▶ Work to do
Take the records underneath and set them down exactly.

Data listing:
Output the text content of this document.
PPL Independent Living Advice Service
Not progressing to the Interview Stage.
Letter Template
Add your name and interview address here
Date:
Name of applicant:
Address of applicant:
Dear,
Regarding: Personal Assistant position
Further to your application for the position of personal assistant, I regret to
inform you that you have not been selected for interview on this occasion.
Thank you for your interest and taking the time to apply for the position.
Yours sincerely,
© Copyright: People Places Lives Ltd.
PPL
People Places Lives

▶ Result
Output the text content of this document.
PPL Independent Living Advice Service
Not progressing to the Interview Stage.
Letter Template
Add your name and interview address here
Date:
Name of applicant:
Address of applicant:
Dear,
Regarding: Personal Assistant position
Further to your application for the position of personal assistant, I regret to
inform you that you have not been selected for interview on this occasion.
Thank you for your interest and taking the time to apply for the position.
Yours sincerely,
© Copyright: People Places Lives Ltd.
PPL
People Places Lives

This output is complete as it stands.